* _DIRECTION_:
Go through the lines below and copy each one that holds the string "勇于尝试".

* _RECORD EXCERPTS_:
>>>>>

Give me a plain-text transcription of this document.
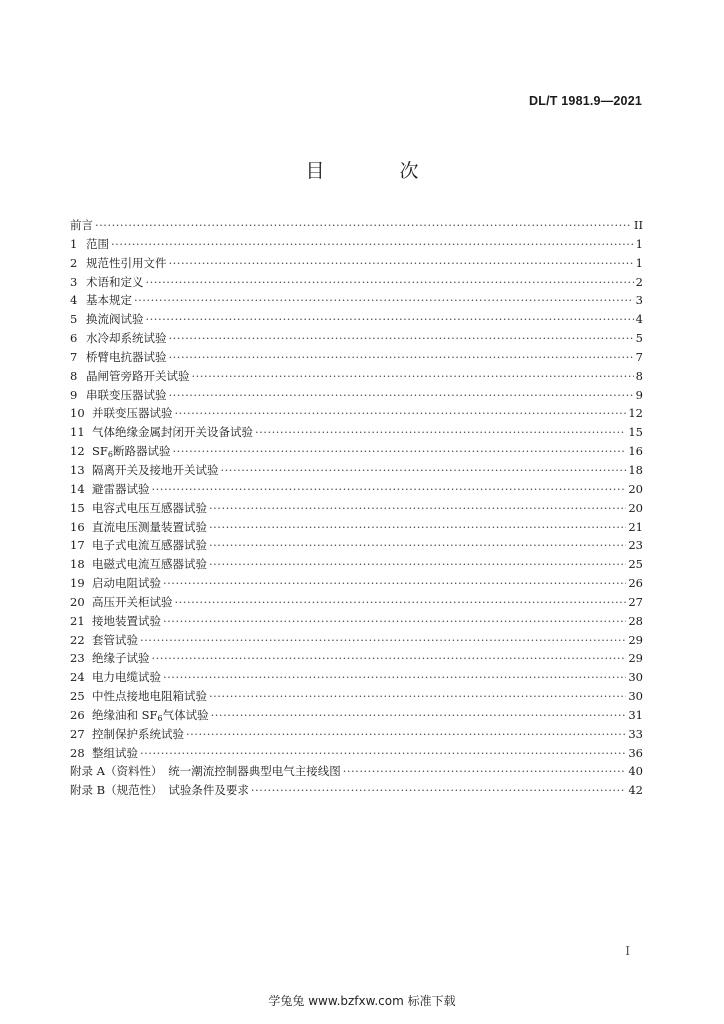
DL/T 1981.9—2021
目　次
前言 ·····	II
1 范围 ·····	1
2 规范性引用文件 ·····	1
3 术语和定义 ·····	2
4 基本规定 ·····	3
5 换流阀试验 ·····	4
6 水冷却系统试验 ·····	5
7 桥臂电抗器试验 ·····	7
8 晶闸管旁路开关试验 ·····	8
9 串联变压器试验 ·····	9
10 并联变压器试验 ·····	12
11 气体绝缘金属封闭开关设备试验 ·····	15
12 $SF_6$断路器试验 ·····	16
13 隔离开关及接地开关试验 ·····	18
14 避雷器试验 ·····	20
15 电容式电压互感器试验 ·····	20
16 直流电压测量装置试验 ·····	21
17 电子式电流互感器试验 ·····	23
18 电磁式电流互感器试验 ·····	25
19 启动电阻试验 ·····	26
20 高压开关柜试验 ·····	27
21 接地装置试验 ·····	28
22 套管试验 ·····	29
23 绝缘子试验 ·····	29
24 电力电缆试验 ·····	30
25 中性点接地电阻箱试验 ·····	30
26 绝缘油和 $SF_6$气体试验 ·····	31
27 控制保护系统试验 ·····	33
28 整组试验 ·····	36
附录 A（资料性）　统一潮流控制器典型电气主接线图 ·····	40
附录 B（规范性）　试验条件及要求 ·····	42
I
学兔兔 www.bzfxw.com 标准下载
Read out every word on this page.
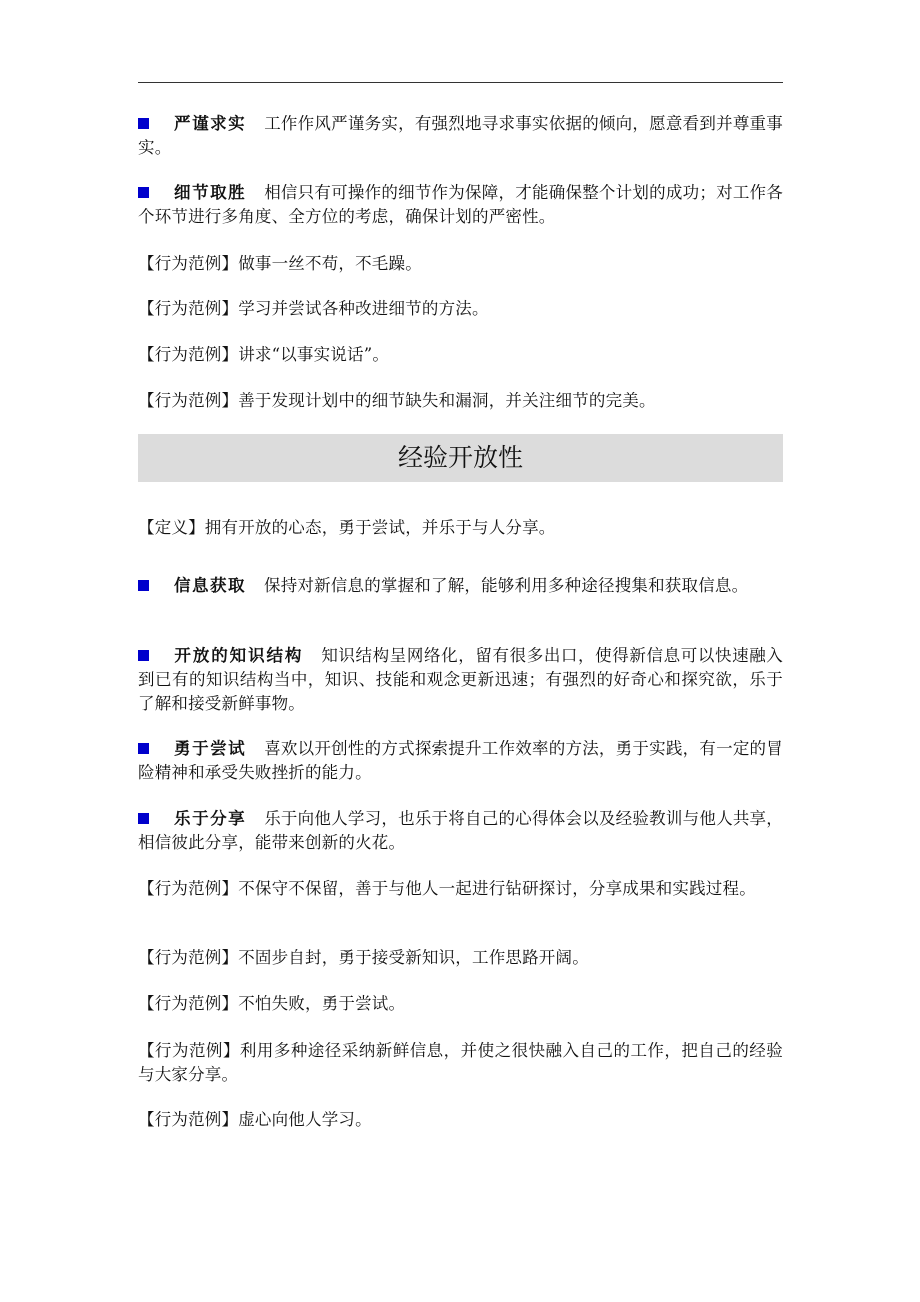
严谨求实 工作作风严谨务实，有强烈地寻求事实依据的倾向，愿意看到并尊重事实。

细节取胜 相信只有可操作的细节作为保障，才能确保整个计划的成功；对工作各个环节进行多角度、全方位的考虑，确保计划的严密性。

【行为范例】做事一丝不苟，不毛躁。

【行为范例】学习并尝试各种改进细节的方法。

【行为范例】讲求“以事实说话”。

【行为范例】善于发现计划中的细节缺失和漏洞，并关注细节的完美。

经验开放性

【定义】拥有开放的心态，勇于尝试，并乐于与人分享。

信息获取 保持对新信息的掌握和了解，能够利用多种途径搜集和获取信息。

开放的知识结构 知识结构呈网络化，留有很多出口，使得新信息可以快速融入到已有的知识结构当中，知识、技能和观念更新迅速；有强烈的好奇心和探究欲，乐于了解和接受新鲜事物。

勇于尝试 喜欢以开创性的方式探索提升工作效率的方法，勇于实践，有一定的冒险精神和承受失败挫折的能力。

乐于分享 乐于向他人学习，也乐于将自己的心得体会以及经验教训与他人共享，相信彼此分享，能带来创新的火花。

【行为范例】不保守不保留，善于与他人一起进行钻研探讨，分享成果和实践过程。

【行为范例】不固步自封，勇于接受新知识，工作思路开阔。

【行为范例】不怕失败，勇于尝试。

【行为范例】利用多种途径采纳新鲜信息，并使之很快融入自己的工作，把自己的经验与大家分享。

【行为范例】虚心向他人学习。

<<<<<

* _CORRECT ANSWER_:
【定义】拥有开放的心态，勇于尝试，并乐于与人分享。
勇于尝试 喜欢以开创性的方式探索提升工作效率的方法，勇于实践，有一定的冒险精神和承受失败挫折的能力。
【行为范例】不怕失败，勇于尝试。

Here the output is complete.